==== Data to use
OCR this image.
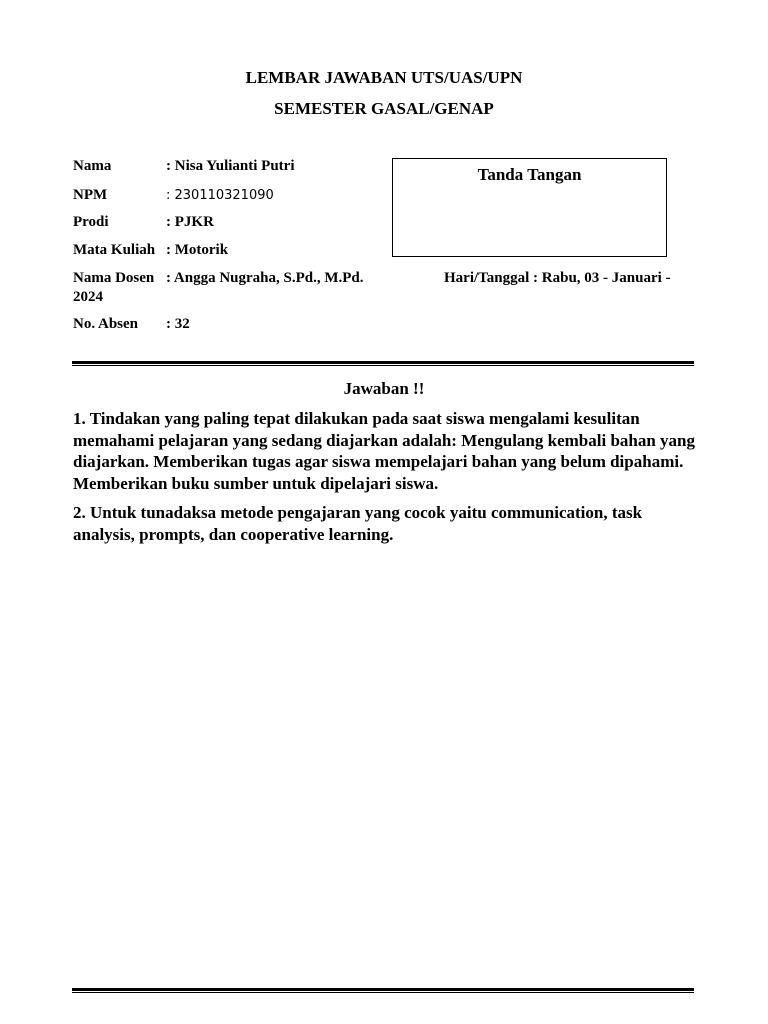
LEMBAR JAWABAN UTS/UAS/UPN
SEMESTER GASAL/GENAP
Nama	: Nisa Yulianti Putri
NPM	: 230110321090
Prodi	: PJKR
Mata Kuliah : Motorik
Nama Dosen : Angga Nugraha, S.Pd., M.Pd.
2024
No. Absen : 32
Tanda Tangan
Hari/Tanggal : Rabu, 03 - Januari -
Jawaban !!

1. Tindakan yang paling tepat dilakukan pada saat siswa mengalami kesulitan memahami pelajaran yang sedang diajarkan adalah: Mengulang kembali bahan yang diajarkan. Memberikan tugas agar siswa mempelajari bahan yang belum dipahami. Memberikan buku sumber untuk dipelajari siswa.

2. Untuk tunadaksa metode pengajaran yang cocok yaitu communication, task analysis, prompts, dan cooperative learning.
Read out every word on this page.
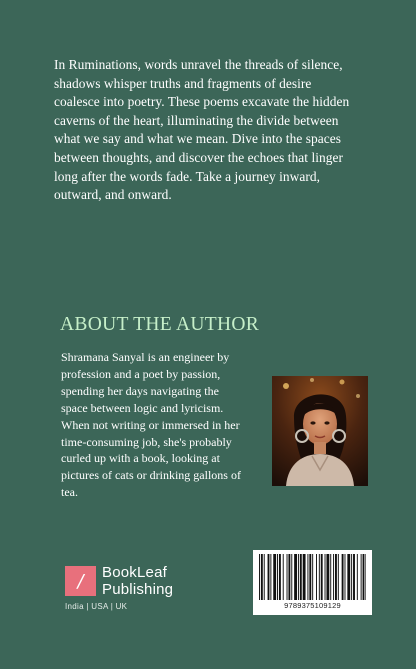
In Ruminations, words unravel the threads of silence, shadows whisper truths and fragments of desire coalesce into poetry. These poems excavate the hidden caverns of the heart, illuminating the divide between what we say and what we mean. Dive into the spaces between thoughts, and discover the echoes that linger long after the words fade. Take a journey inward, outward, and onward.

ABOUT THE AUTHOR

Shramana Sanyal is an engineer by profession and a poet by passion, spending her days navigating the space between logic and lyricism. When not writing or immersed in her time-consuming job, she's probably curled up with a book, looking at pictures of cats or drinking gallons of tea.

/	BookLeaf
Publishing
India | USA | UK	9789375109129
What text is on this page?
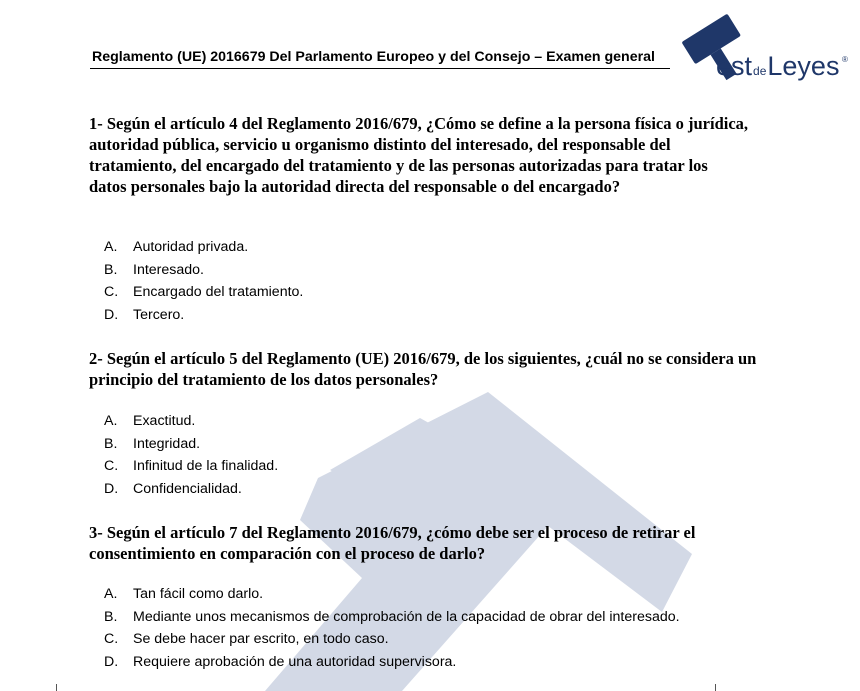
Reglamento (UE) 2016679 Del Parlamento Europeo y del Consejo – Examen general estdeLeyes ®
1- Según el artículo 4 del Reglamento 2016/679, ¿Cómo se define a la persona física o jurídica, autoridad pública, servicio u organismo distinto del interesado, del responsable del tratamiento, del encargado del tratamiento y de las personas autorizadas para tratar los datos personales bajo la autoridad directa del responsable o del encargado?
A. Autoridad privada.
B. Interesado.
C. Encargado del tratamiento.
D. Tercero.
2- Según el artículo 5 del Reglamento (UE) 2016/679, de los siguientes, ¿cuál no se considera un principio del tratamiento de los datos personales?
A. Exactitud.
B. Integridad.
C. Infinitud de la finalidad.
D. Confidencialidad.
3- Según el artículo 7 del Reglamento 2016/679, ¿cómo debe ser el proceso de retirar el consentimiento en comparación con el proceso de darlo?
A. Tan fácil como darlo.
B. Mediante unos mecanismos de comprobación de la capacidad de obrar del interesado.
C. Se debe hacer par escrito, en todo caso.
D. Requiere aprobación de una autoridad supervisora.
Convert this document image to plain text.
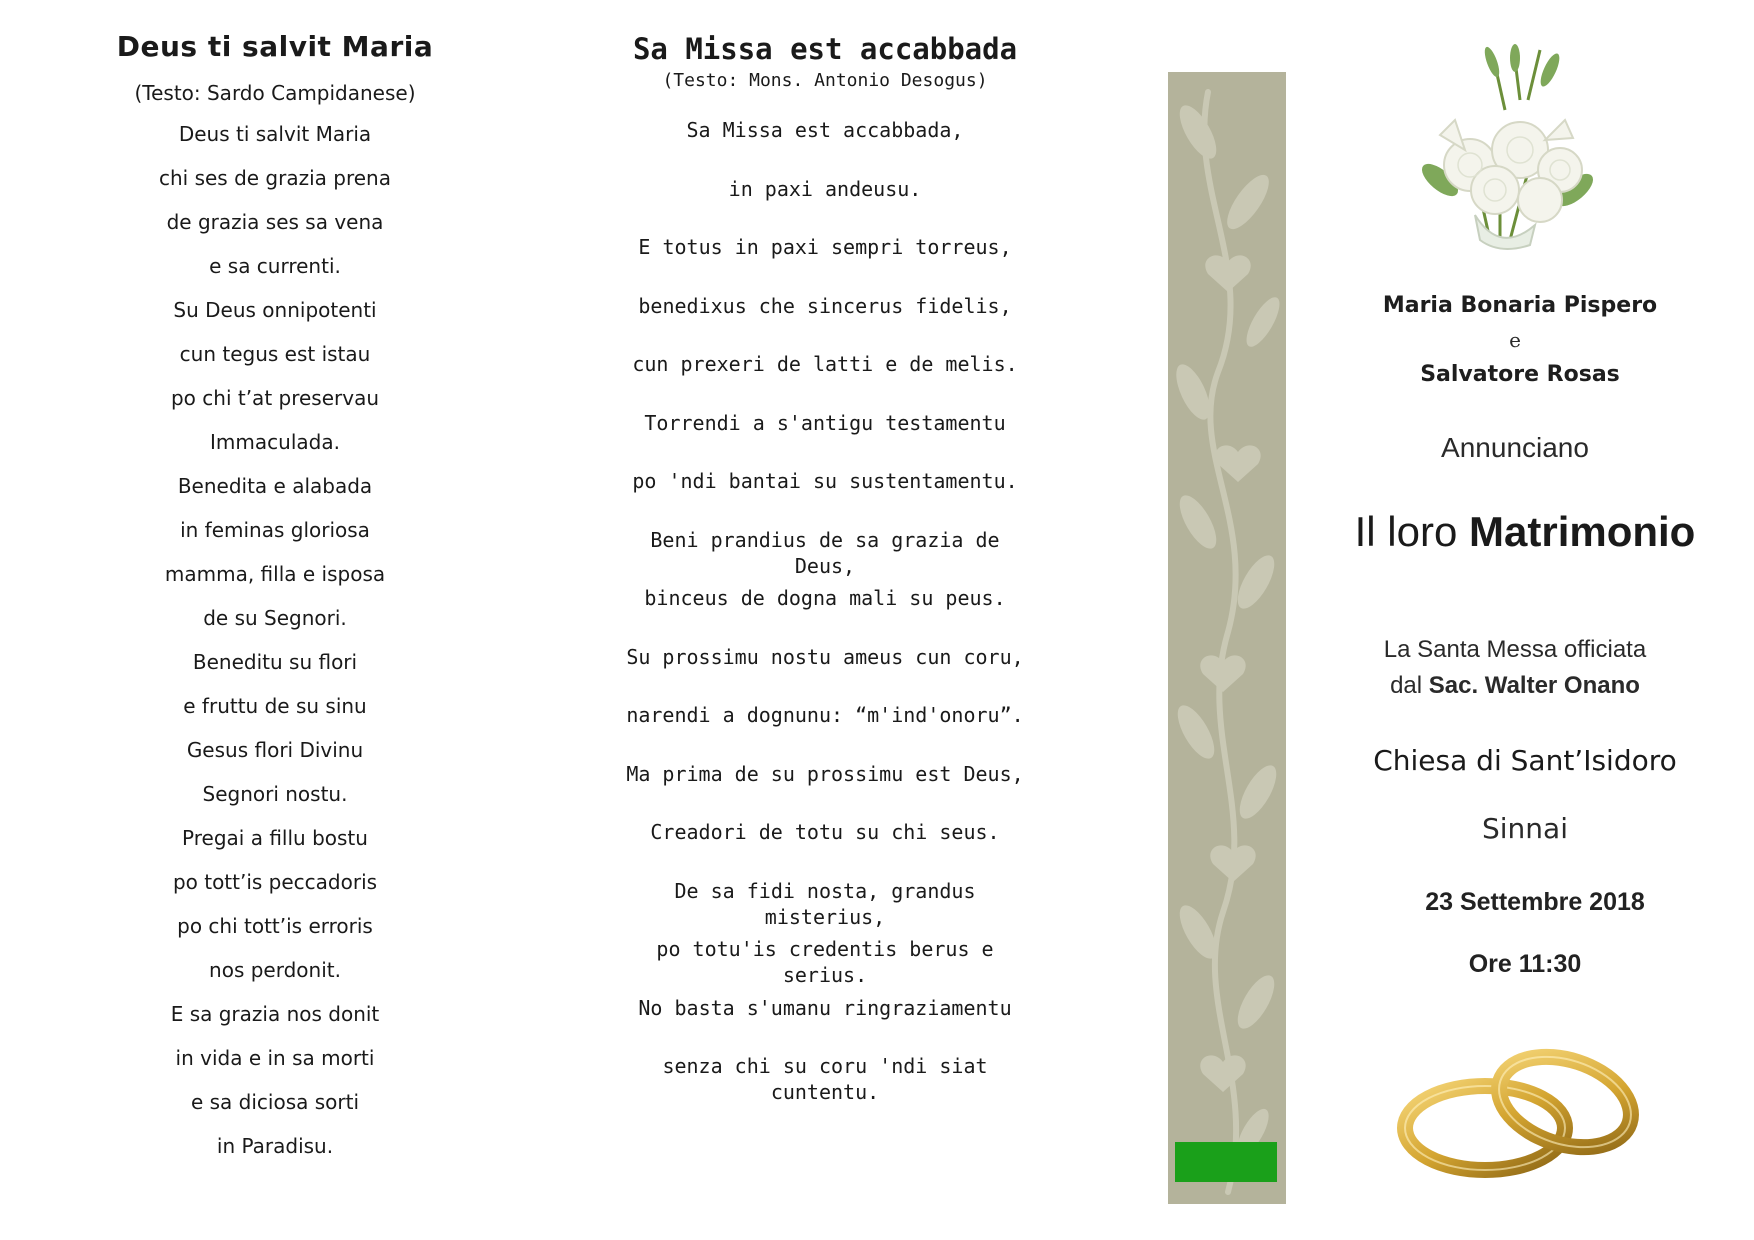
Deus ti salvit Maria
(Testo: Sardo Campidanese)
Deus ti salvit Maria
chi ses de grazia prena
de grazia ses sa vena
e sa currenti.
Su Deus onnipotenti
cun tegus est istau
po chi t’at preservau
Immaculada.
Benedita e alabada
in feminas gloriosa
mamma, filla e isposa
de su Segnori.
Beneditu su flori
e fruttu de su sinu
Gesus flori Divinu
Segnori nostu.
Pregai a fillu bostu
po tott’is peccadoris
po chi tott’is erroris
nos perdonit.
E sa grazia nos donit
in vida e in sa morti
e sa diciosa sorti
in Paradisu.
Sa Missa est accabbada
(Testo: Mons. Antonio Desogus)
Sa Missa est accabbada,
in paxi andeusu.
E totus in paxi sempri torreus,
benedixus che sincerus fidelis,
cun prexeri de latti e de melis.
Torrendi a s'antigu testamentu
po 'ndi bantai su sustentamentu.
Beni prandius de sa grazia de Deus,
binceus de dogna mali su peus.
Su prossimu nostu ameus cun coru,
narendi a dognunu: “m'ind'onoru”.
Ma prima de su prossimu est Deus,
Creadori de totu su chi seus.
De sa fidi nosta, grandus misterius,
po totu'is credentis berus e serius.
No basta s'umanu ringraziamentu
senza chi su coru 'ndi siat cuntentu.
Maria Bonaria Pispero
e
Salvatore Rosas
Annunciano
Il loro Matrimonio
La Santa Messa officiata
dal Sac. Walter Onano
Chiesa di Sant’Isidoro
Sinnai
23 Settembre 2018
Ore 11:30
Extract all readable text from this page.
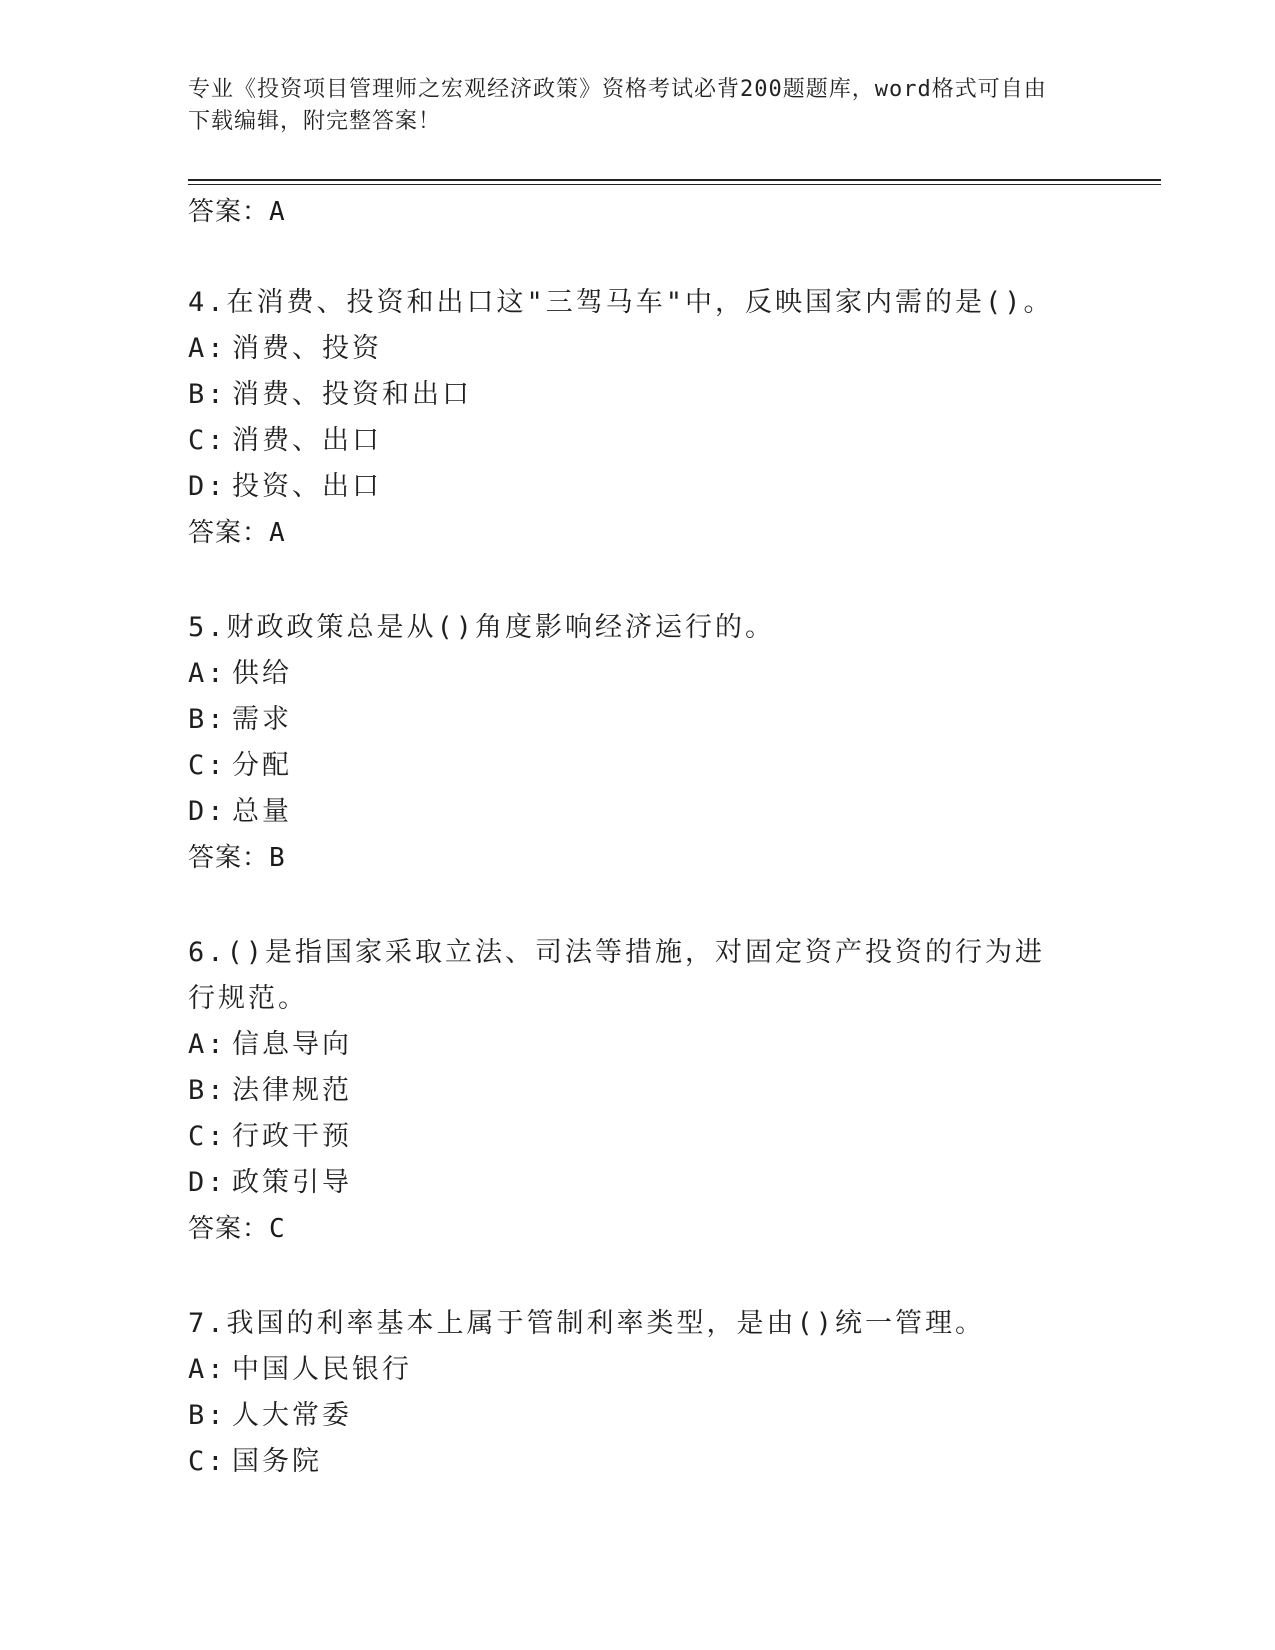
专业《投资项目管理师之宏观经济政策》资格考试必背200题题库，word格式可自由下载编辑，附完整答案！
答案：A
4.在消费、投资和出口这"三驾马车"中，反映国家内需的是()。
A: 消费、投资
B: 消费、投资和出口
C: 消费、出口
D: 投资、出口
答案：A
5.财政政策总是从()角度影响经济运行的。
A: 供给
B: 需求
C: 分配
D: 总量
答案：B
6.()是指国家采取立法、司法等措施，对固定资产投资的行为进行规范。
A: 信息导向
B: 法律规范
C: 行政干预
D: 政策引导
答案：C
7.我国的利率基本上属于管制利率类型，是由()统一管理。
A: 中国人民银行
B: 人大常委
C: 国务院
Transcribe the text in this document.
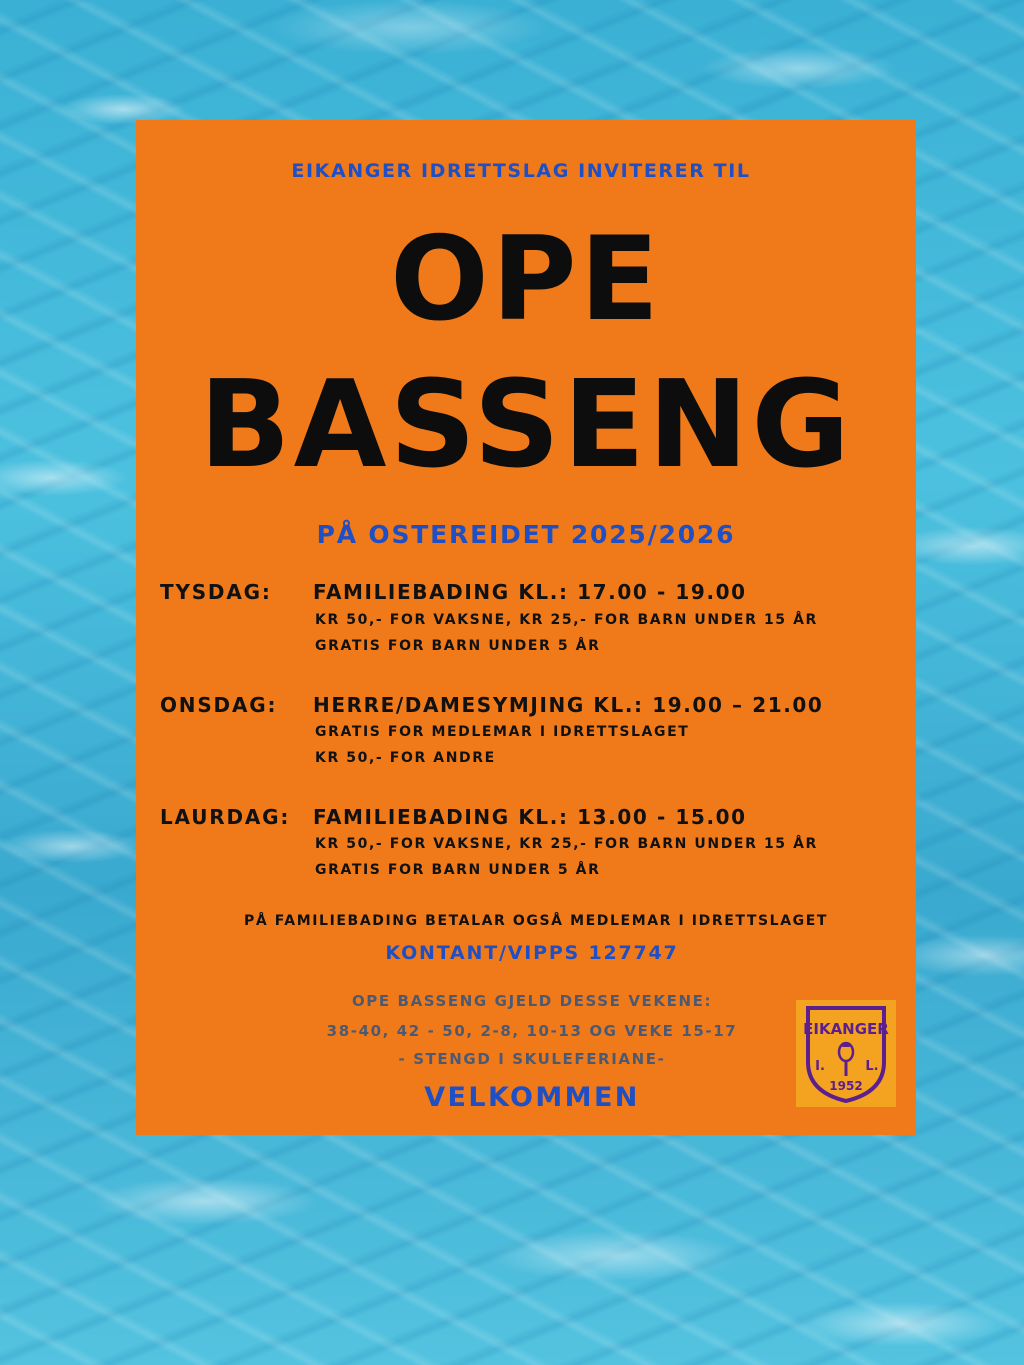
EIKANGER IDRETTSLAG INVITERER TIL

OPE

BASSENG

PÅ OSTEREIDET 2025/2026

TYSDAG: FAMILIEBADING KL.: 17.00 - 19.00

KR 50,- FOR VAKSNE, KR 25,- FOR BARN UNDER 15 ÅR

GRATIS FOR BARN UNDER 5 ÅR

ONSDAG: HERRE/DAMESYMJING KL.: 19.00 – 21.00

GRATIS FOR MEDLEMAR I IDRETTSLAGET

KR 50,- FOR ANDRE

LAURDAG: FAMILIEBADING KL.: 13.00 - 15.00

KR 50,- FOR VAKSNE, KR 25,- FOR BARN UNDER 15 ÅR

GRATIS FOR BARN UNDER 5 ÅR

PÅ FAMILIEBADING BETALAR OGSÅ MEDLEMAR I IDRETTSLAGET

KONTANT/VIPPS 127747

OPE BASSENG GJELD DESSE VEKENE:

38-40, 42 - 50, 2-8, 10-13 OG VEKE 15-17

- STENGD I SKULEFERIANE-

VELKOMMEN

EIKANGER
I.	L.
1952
========
» **Objective**: Repeat exactly the lines from the one containing "Extract all readable text from this page." through the last line of the records above, both included, and leave out the pictures.

» **Correct result**:
Extract all readable text from this page.
专业《投资项目管理师之宏观经济政策》资格考试必背200题题库，word格式可自由下载编辑，附完整答案！
答案：A
4.在消费、投资和出口这"三驾马车"中，反映国家内需的是()。
A: 消费、投资
B: 消费、投资和出口
C: 消费、出口
D: 投资、出口
答案：A
5.财政政策总是从()角度影响经济运行的。
A: 供给
B: 需求
C: 分配
D: 总量
答案：B
6.()是指国家采取立法、司法等措施，对固定资产投资的行为进行规范。
A: 信息导向
B: 法律规范
C: 行政干预
D: 政策引导
答案：C
7.我国的利率基本上属于管制利率类型，是由()统一管理。
A: 中国人民银行
B: 人大常委
C: 国务院
Transcribe the text in this document.
EIKANGER IDRETTSLAG INVITERER TIL

OPE

BASSENG

PÅ OSTEREIDET 2025/2026

TYSDAG: FAMILIEBADING KL.: 17.00 - 19.00

KR 50,- FOR VAKSNE, KR 25,- FOR BARN UNDER 15 ÅR

GRATIS FOR BARN UNDER 5 ÅR

ONSDAG: HERRE/DAMESYMJING KL.: 19.00 – 21.00

GRATIS FOR MEDLEMAR I IDRETTSLAGET

KR 50,- FOR ANDRE

LAURDAG: FAMILIEBADING KL.: 13.00 - 15.00

KR 50,- FOR VAKSNE, KR 25,- FOR BARN UNDER 15 ÅR

GRATIS FOR BARN UNDER 5 ÅR

PÅ FAMILIEBADING BETALAR OGSÅ MEDLEMAR I IDRETTSLAGET

KONTANT/VIPPS 127747

OPE BASSENG GJELD DESSE VEKENE:

38-40, 42 - 50, 2-8, 10-13 OG VEKE 15-17

- STENGD I SKULEFERIANE-

VELKOMMEN

EIKANGER
I.	L.
1952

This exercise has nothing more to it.